#### [EXERCISE REQUIREMENTS]
What is the number of lines holding the word "Juice"? Write that number and nothing else.
+++
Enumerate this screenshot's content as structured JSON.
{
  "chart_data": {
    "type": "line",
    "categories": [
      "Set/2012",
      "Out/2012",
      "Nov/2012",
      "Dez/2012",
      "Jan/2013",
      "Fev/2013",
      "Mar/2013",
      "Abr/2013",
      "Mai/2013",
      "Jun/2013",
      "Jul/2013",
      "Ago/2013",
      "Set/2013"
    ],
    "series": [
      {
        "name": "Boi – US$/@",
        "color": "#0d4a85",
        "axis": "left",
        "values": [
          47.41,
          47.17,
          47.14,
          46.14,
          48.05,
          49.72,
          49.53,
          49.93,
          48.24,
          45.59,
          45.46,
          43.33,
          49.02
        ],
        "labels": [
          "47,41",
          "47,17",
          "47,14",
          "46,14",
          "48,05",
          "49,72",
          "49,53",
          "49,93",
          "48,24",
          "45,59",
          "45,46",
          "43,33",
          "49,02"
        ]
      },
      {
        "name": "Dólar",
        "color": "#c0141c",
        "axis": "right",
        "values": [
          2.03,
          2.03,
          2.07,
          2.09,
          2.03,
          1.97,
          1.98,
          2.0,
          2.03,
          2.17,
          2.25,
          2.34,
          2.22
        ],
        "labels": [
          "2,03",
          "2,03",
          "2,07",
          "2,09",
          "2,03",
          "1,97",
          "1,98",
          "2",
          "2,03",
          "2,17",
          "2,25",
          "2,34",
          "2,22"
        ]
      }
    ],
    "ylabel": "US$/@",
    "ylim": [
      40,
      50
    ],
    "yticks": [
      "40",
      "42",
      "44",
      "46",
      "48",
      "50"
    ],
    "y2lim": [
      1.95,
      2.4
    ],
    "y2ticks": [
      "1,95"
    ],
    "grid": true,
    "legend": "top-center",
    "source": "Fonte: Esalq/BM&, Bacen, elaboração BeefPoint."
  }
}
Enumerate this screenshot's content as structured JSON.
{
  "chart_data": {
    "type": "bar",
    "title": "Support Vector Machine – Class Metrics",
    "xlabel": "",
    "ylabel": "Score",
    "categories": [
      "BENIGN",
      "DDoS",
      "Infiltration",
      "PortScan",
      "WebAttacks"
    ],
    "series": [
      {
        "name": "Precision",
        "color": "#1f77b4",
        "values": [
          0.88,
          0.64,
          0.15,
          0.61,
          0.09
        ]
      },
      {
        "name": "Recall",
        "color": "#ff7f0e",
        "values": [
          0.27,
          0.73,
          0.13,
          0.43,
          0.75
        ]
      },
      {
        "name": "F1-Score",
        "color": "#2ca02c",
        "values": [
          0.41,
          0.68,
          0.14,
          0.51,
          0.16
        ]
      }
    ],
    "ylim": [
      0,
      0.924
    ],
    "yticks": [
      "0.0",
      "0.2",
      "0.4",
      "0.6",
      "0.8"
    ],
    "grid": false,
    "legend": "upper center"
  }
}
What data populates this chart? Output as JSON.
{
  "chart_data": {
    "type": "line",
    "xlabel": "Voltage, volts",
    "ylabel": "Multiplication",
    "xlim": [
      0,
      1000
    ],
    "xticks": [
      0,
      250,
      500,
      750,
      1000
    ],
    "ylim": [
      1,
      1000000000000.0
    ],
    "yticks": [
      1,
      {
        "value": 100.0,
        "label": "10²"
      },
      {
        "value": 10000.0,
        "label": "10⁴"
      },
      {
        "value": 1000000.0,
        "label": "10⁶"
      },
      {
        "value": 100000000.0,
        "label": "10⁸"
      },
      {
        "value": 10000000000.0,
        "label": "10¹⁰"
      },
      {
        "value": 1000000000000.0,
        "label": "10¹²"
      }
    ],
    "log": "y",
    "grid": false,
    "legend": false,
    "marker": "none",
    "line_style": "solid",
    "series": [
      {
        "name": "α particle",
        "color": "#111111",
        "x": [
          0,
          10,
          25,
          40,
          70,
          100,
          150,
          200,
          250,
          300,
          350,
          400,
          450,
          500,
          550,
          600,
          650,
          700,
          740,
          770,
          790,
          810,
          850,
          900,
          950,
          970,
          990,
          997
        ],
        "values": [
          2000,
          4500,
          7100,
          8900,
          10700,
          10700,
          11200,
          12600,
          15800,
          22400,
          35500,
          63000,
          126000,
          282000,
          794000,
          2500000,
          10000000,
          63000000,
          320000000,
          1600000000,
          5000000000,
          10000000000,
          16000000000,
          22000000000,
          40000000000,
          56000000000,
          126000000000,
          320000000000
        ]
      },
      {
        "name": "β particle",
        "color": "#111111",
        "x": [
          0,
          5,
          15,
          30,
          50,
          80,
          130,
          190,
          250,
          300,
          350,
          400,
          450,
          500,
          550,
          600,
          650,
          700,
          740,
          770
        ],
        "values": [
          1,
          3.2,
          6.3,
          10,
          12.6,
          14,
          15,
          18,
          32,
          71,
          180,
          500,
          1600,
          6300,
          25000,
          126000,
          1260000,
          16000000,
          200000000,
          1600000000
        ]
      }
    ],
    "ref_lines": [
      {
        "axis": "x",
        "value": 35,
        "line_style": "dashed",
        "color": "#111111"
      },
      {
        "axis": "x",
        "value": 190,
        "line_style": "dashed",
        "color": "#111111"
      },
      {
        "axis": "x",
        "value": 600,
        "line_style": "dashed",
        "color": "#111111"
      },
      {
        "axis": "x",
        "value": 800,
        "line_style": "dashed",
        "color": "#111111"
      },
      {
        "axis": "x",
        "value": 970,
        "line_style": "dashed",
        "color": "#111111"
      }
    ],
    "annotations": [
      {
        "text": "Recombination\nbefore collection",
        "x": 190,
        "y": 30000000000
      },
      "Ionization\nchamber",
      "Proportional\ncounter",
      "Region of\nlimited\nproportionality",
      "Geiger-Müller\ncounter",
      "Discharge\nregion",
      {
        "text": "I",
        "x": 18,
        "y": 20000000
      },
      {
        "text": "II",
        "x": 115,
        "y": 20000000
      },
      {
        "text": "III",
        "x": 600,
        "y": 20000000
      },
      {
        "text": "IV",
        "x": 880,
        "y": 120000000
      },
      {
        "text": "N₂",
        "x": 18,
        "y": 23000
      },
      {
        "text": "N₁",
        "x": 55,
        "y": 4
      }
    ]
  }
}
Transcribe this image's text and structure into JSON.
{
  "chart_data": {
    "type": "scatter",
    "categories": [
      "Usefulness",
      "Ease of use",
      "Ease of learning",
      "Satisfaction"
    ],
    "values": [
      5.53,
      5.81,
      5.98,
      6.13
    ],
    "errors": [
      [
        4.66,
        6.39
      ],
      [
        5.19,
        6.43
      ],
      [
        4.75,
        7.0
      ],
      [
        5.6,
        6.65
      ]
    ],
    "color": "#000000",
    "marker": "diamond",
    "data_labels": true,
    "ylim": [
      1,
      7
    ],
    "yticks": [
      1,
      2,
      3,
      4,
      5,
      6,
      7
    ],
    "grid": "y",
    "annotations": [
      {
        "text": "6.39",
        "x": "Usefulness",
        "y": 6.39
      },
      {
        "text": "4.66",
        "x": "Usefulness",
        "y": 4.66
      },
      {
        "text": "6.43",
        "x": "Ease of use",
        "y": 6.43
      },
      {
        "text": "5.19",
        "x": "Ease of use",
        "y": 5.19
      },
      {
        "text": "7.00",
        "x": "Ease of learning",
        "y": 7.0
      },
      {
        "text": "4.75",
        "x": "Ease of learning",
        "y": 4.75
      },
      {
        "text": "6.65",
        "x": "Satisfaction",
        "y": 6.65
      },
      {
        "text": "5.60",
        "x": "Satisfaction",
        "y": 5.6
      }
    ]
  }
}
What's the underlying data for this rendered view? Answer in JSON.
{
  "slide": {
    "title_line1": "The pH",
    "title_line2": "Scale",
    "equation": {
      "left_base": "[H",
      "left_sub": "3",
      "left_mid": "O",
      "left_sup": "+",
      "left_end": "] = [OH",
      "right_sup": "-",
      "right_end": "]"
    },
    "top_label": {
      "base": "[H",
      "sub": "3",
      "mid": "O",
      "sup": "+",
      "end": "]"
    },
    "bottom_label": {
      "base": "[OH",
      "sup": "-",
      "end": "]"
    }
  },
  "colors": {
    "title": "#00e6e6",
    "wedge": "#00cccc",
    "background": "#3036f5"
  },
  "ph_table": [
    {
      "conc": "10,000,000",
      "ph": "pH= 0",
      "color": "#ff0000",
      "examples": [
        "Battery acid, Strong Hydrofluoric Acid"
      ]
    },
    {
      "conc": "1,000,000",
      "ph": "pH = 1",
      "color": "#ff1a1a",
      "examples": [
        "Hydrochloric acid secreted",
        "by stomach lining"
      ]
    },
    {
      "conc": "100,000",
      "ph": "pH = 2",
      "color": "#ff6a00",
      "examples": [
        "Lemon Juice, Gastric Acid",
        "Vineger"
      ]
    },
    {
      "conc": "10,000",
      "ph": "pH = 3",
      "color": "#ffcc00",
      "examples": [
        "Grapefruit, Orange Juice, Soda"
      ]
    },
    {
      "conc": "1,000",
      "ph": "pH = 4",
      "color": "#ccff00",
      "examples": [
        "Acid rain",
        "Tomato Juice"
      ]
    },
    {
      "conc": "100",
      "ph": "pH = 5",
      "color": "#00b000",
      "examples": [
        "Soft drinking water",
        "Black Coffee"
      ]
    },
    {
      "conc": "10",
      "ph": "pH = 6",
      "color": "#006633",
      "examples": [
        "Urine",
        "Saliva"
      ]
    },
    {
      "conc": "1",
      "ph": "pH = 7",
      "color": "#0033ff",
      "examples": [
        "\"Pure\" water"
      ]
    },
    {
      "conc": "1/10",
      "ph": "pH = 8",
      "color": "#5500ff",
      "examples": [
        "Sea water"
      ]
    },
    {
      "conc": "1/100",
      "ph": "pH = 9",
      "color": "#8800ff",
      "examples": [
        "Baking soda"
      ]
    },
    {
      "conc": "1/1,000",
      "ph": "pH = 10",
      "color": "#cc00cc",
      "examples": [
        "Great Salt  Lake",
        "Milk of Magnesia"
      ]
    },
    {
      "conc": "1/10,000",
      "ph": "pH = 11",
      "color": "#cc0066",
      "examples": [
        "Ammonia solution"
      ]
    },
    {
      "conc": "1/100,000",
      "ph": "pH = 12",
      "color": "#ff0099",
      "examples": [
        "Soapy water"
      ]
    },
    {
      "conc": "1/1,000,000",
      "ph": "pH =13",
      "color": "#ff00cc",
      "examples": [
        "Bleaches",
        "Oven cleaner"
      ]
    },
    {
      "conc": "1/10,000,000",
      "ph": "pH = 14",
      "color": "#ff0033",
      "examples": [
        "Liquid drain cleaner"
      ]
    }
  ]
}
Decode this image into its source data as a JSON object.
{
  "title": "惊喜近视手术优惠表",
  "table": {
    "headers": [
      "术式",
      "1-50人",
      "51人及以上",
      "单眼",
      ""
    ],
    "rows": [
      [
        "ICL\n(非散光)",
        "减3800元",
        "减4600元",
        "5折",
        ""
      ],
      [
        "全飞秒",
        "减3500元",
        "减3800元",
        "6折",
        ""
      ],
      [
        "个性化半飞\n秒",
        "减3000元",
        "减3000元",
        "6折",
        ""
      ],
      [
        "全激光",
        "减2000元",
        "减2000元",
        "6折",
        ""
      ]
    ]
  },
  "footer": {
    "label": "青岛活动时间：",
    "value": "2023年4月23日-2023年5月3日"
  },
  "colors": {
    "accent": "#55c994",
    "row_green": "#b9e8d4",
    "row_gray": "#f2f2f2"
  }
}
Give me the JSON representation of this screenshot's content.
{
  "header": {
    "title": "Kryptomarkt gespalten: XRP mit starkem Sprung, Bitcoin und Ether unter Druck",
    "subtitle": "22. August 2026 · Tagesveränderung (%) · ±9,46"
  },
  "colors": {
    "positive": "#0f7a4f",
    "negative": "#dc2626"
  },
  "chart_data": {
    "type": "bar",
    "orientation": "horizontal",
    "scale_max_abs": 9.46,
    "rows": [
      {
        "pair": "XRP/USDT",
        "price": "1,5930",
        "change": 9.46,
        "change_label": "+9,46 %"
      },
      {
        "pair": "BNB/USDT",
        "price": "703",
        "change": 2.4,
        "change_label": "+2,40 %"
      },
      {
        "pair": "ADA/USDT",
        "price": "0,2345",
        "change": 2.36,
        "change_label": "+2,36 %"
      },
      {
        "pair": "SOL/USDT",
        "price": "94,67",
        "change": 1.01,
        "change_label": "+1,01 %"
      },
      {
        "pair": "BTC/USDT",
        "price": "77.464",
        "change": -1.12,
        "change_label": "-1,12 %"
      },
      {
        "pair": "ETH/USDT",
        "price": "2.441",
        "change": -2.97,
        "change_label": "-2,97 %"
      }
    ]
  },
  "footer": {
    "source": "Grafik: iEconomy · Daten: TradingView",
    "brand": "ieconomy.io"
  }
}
+++
#### [RESPONSE TO THIS EXERCISE]
3